## [EXERCISE DIRECTIONS]
Give the number of lines below that contain the word "cells", and nothing else.

## [DATASET RECORDS]

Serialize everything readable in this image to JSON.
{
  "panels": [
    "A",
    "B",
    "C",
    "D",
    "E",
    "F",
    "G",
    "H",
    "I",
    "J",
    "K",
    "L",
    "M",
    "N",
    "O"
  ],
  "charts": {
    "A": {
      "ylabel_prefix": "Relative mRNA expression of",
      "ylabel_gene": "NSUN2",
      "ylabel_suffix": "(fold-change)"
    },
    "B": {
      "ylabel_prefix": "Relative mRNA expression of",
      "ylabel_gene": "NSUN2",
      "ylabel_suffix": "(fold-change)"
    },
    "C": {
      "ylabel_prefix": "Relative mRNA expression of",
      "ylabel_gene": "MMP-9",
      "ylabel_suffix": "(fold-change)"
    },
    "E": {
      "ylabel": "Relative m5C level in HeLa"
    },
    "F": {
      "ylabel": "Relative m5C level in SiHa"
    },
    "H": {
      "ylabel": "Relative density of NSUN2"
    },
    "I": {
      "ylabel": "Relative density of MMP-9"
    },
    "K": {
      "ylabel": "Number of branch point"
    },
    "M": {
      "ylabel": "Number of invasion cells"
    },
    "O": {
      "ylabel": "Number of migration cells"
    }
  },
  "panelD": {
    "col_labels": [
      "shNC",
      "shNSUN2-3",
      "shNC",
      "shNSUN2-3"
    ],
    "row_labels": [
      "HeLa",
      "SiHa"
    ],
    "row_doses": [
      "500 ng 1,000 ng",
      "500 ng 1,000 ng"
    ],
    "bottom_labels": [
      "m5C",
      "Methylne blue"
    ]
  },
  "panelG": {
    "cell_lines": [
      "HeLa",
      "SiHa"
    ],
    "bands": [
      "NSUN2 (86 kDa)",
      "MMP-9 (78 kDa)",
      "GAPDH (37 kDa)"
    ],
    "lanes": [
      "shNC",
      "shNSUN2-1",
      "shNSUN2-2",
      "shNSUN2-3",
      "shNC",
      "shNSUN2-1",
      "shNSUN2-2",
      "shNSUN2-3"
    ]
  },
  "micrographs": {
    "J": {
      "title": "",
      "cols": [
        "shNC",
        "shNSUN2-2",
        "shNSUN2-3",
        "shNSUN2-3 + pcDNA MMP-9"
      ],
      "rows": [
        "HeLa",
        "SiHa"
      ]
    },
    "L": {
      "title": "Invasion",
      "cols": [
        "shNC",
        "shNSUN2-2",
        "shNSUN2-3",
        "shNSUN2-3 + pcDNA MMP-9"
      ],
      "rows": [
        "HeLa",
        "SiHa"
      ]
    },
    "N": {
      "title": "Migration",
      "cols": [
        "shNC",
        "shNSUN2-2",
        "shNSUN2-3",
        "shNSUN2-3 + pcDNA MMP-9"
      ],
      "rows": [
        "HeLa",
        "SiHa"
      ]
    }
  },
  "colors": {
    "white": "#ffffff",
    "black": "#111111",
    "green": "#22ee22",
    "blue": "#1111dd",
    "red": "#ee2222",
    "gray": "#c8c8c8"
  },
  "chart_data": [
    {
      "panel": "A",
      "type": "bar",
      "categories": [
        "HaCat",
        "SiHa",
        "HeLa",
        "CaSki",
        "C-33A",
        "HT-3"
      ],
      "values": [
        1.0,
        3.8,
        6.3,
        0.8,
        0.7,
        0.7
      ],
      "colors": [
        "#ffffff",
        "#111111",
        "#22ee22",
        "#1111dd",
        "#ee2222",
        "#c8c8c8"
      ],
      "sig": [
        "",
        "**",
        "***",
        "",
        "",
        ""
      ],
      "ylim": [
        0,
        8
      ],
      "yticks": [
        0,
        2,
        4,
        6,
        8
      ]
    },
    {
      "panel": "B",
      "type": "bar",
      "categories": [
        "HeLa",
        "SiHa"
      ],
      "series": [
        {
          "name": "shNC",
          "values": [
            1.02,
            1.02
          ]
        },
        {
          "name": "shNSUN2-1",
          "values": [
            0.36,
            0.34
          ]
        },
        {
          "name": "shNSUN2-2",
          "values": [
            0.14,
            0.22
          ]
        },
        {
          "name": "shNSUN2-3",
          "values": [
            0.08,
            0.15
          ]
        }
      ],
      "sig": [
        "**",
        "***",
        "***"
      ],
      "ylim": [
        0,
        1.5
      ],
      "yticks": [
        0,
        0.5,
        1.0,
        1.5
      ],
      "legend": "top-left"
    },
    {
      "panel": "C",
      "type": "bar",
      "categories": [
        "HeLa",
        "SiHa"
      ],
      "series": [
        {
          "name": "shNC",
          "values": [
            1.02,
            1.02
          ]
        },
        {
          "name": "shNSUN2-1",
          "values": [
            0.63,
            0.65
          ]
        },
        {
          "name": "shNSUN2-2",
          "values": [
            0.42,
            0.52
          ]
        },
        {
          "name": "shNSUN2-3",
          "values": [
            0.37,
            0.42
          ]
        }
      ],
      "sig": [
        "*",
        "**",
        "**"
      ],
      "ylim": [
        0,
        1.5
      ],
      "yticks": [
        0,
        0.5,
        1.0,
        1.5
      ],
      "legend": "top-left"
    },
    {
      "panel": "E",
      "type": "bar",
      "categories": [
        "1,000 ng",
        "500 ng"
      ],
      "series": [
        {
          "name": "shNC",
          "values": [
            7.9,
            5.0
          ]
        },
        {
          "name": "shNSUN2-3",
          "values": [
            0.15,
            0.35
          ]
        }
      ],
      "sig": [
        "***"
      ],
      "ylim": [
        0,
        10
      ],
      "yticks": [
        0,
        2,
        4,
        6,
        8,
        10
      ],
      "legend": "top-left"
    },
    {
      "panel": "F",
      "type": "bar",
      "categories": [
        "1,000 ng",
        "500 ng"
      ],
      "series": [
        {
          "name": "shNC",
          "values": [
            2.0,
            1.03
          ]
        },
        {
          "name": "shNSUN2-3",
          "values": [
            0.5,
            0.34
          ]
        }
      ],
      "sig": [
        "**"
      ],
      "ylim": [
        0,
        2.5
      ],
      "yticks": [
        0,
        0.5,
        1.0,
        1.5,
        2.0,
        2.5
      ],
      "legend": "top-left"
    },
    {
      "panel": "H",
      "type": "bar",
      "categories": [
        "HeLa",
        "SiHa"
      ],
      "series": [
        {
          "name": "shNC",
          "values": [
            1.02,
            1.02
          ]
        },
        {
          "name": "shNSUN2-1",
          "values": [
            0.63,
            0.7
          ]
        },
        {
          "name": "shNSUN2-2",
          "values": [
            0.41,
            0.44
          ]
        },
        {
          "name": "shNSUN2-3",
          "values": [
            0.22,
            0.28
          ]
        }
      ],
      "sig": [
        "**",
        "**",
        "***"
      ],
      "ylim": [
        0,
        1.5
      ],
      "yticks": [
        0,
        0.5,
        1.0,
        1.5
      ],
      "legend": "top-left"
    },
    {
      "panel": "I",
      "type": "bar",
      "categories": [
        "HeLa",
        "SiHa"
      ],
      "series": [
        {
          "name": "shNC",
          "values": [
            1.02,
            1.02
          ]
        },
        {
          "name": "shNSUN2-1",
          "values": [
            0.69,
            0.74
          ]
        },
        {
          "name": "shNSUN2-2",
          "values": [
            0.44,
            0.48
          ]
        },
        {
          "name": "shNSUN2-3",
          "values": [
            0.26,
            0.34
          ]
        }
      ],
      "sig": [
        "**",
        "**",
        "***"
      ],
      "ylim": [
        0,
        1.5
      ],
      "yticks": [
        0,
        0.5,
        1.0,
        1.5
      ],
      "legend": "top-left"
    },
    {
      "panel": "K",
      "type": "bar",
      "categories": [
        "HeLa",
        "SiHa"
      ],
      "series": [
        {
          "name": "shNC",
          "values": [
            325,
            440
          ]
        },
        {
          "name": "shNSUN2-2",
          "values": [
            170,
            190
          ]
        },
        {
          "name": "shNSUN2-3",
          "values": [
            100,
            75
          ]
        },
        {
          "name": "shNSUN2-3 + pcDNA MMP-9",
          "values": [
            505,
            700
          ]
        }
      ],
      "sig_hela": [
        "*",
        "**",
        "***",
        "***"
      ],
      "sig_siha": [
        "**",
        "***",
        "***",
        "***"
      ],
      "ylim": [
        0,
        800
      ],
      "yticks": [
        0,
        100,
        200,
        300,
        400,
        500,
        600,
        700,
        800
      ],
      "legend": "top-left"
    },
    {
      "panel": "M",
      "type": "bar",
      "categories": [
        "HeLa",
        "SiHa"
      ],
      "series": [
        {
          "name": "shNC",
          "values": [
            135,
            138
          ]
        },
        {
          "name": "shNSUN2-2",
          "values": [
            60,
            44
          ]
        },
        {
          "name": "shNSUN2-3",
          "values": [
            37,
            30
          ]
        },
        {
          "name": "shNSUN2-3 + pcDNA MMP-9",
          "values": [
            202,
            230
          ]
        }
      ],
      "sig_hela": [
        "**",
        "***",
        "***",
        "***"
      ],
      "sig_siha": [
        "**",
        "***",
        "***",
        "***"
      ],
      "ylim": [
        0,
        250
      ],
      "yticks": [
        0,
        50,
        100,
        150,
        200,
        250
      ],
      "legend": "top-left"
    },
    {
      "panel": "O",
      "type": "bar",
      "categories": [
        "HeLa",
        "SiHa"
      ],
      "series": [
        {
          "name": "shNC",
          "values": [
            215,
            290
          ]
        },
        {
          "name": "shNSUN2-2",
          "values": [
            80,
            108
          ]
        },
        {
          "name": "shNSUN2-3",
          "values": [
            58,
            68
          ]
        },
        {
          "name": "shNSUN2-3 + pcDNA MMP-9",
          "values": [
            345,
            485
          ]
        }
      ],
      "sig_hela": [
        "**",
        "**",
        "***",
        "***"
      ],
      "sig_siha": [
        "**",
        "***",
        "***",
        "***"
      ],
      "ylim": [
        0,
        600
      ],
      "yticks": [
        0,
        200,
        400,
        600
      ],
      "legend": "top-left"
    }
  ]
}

## [OUTPUT OF THE EXERCISE]
2